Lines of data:
-------------------------

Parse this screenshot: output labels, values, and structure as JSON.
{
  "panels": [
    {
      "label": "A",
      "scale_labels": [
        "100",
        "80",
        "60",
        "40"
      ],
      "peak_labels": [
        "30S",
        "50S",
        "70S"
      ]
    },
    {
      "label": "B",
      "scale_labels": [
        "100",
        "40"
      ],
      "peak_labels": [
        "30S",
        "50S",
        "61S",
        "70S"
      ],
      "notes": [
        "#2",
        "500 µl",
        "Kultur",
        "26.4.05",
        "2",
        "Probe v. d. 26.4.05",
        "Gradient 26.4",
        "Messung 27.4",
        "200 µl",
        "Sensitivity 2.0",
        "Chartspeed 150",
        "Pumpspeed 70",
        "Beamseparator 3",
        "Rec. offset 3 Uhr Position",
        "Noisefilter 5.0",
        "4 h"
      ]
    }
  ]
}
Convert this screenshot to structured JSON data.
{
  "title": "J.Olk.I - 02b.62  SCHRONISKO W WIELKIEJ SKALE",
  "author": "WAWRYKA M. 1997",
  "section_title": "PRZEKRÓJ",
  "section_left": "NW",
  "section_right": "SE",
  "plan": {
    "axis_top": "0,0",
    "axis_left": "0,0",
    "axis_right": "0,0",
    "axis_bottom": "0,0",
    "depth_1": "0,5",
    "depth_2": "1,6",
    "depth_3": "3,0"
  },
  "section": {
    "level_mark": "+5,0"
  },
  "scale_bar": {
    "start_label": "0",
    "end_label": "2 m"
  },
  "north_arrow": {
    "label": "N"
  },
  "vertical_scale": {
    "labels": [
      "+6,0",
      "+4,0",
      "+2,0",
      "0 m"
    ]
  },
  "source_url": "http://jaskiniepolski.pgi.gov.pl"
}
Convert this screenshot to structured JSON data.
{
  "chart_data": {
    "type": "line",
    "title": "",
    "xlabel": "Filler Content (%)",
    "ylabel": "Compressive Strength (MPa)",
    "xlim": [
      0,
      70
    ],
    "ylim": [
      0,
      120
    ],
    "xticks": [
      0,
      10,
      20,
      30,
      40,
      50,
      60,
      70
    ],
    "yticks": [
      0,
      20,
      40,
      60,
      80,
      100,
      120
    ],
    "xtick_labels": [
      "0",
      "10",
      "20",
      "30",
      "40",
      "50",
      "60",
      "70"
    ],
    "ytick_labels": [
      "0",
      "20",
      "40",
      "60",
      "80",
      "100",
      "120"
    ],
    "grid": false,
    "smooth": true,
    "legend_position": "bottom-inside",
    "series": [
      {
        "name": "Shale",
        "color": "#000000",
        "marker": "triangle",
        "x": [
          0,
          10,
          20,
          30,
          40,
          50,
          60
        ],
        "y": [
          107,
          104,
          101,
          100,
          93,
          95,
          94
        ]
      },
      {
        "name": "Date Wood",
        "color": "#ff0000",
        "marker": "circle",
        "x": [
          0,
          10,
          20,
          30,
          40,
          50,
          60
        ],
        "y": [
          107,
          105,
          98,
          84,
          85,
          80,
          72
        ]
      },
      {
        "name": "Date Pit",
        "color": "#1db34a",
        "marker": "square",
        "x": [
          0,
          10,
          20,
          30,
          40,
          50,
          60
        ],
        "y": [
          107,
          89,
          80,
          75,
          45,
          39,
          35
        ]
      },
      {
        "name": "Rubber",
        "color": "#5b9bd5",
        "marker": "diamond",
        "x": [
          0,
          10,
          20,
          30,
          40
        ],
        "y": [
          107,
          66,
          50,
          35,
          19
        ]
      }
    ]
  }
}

-------------------------

* **Task directions**:
Extract all lines as given.

* **Solution to this problem**:
Parse this screenshot: output labels, values, and structure as JSON.
{
  "panels": [
    {
      "label": "A",
      "scale_labels": [
        "100",
        "80",
        "60",
        "40"
      ],
      "peak_labels": [
        "30S",
        "50S",
        "70S"
      ]
    },
    {
      "label": "B",
      "scale_labels": [
        "100",
        "40"
      ],
      "peak_labels": [
        "30S",
        "50S",
        "61S",
        "70S"
      ],
      "notes": [
        "#2",
        "500 µl",
        "Kultur",
        "26.4.05",
        "2",
        "Probe v. d. 26.4.05",
        "Gradient 26.4",
        "Messung 27.4",
        "200 µl",
        "Sensitivity 2.0",
        "Chartspeed 150",
        "Pumpspeed 70",
        "Beamseparator 3",
        "Rec. offset 3 Uhr Position",
        "Noisefilter 5.0",
        "4 h"
      ]
    }
  ]
}
Convert this screenshot to structured JSON data.
{
  "title": "J.Olk.I - 02b.62  SCHRONISKO W WIELKIEJ SKALE",
  "author": "WAWRYKA M. 1997",
  "section_title": "PRZEKRÓJ",
  "section_left": "NW",
  "section_right": "SE",
  "plan": {
    "axis_top": "0,0",
    "axis_left": "0,0",
    "axis_right": "0,0",
    "axis_bottom": "0,0",
    "depth_1": "0,5",
    "depth_2": "1,6",
    "depth_3": "3,0"
  },
  "section": {
    "level_mark": "+5,0"
  },
  "scale_bar": {
    "start_label": "0",
    "end_label": "2 m"
  },
  "north_arrow": {
    "label": "N"
  },
  "vertical_scale": {
    "labels": [
      "+6,0",
      "+4,0",
      "+2,0",
      "0 m"
    ]
  },
  "source_url": "http://jaskiniepolski.pgi.gov.pl"
}
Convert this screenshot to structured JSON data.
{
  "chart_data": {
    "type": "line",
    "title": "",
    "xlabel": "Filler Content (%)",
    "ylabel": "Compressive Strength (MPa)",
    "xlim": [
      0,
      70
    ],
    "ylim": [
      0,
      120
    ],
    "xticks": [
      0,
      10,
      20,
      30,
      40,
      50,
      60,
      70
    ],
    "yticks": [
      0,
      20,
      40,
      60,
      80,
      100,
      120
    ],
    "xtick_labels": [
      "0",
      "10",
      "20",
      "30",
      "40",
      "50",
      "60",
      "70"
    ],
    "ytick_labels": [
      "0",
      "20",
      "40",
      "60",
      "80",
      "100",
      "120"
    ],
    "grid": false,
    "smooth": true,
    "legend_position": "bottom-inside",
    "series": [
      {
        "name": "Shale",
        "color": "#000000",
        "marker": "triangle",
        "x": [
          0,
          10,
          20,
          30,
          40,
          50,
          60
        ],
        "y": [
          107,
          104,
          101,
          100,
          93,
          95,
          94
        ]
      },
      {
        "name": "Date Wood",
        "color": "#ff0000",
        "marker": "circle",
        "x": [
          0,
          10,
          20,
          30,
          40,
          50,
          60
        ],
        "y": [
          107,
          105,
          98,
          84,
          85,
          80,
          72
        ]
      },
      {
        "name": "Date Pit",
        "color": "#1db34a",
        "marker": "square",
        "x": [
          0,
          10,
          20,
          30,
          40,
          50,
          60
        ],
        "y": [
          107,
          89,
          80,
          75,
          45,
          39,
          35
        ]
      },
      {
        "name": "Rubber",
        "color": "#5b9bd5",
        "marker": "diamond",
        "x": [
          0,
          10,
          20,
          30,
          40
        ],
        "y": [
          107,
          66,
          50,
          35,
          19
        ]
      }
    ]
  }
}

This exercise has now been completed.